Instructions to follow:
Transcribe each of the records below exactly, excluding all pictures.

The records:
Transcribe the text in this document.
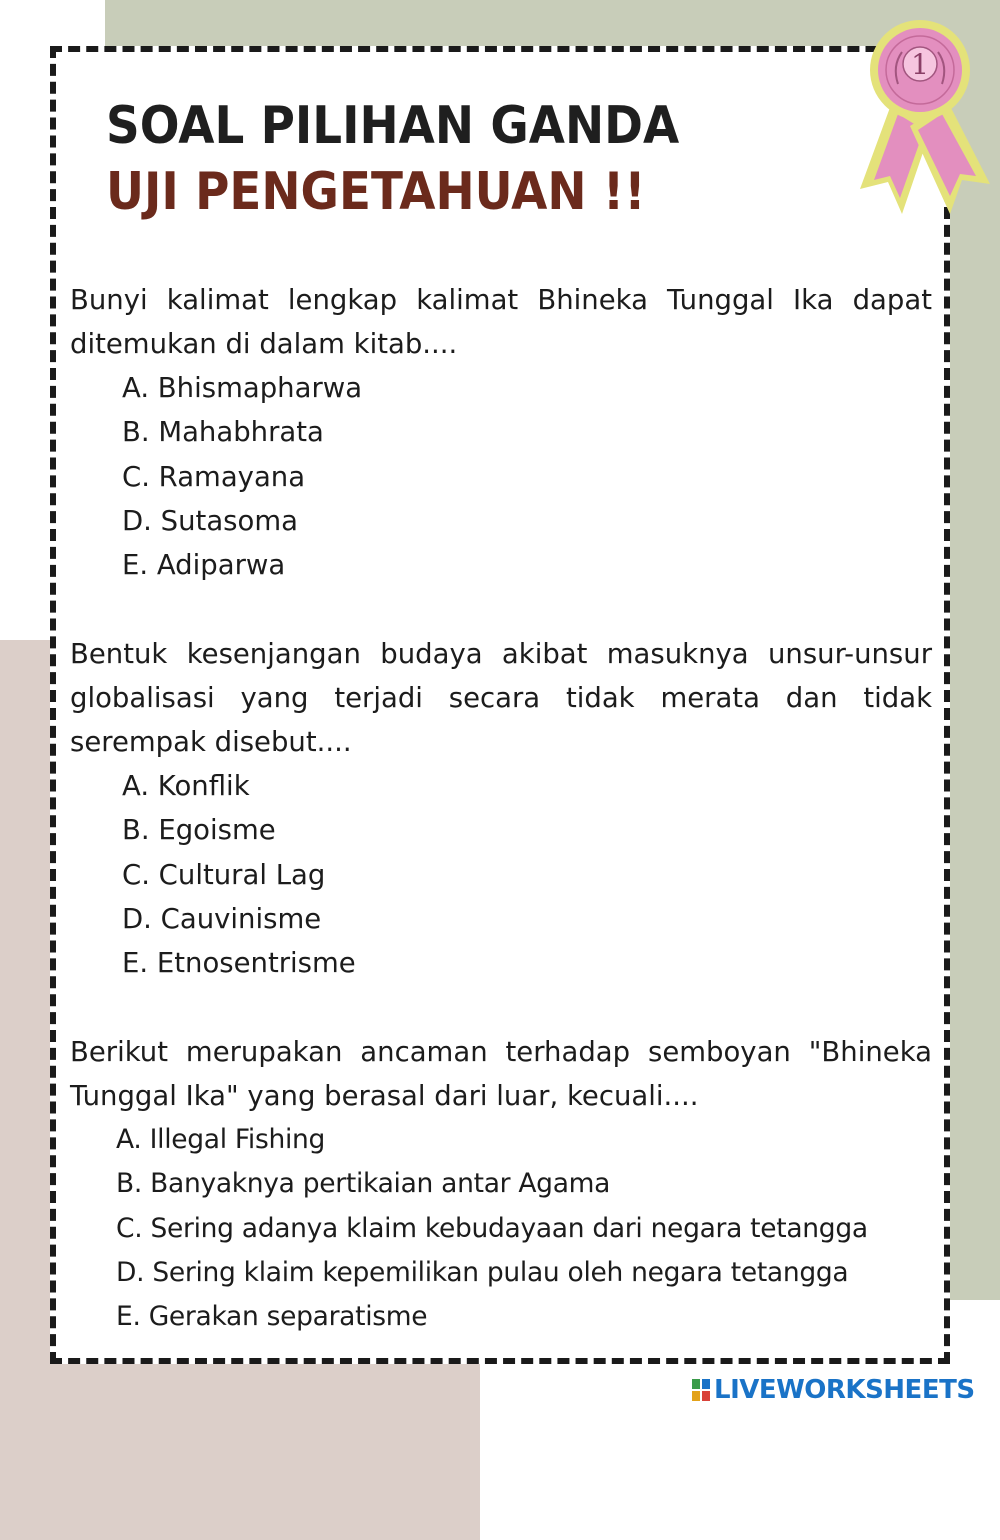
SOAL PILIHAN GANDA
UJI PENGETAHUAN !!
1

Bunyi kalimat lengkap kalimat Bhineka Tunggal Ika dapat ditemukan di dalam kitab....

A. Bhismapharwa
B. Mahabhrata
C. Ramayana
D. Sutasoma
E. Adiparwa

Bentuk kesenjangan budaya akibat masuknya unsur-unsur globalisasi yang terjadi secara tidak merata dan tidak serempak disebut....

A. Konflik
B. Egoisme
C. Cultural Lag
D. Cauvinisme
E. Etnosentrisme

Berikut merupakan ancaman terhadap semboyan "Bhineka Tunggal Ika" yang berasal dari luar, kecuali....

A. Illegal Fishing
B. Banyaknya pertikaian antar Agama
C. Sering adanya klaim kebudayaan dari negara tetangga
D. Sering klaim kepemilikan pulau oleh negara tetangga
E. Gerakan separatisme
LIVEWORKSHEETS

Output:
Transcribe the text in this document.
SOAL PILIHAN GANDA
UJI PENGETAHUAN !!
1

Bunyi kalimat lengkap kalimat Bhineka Tunggal Ika dapat ditemukan di dalam kitab....

A. Bhismapharwa
B. Mahabhrata
C. Ramayana
D. Sutasoma
E. Adiparwa

Bentuk kesenjangan budaya akibat masuknya unsur-unsur globalisasi yang terjadi secara tidak merata dan tidak serempak disebut....

A. Konflik
B. Egoisme
C. Cultural Lag
D. Cauvinisme
E. Etnosentrisme

Berikut merupakan ancaman terhadap semboyan "Bhineka Tunggal Ika" yang berasal dari luar, kecuali....

A. Illegal Fishing
B. Banyaknya pertikaian antar Agama
C. Sering adanya klaim kebudayaan dari negara tetangga
D. Sering klaim kepemilikan pulau oleh negara tetangga
E. Gerakan separatisme
LIVEWORKSHEETS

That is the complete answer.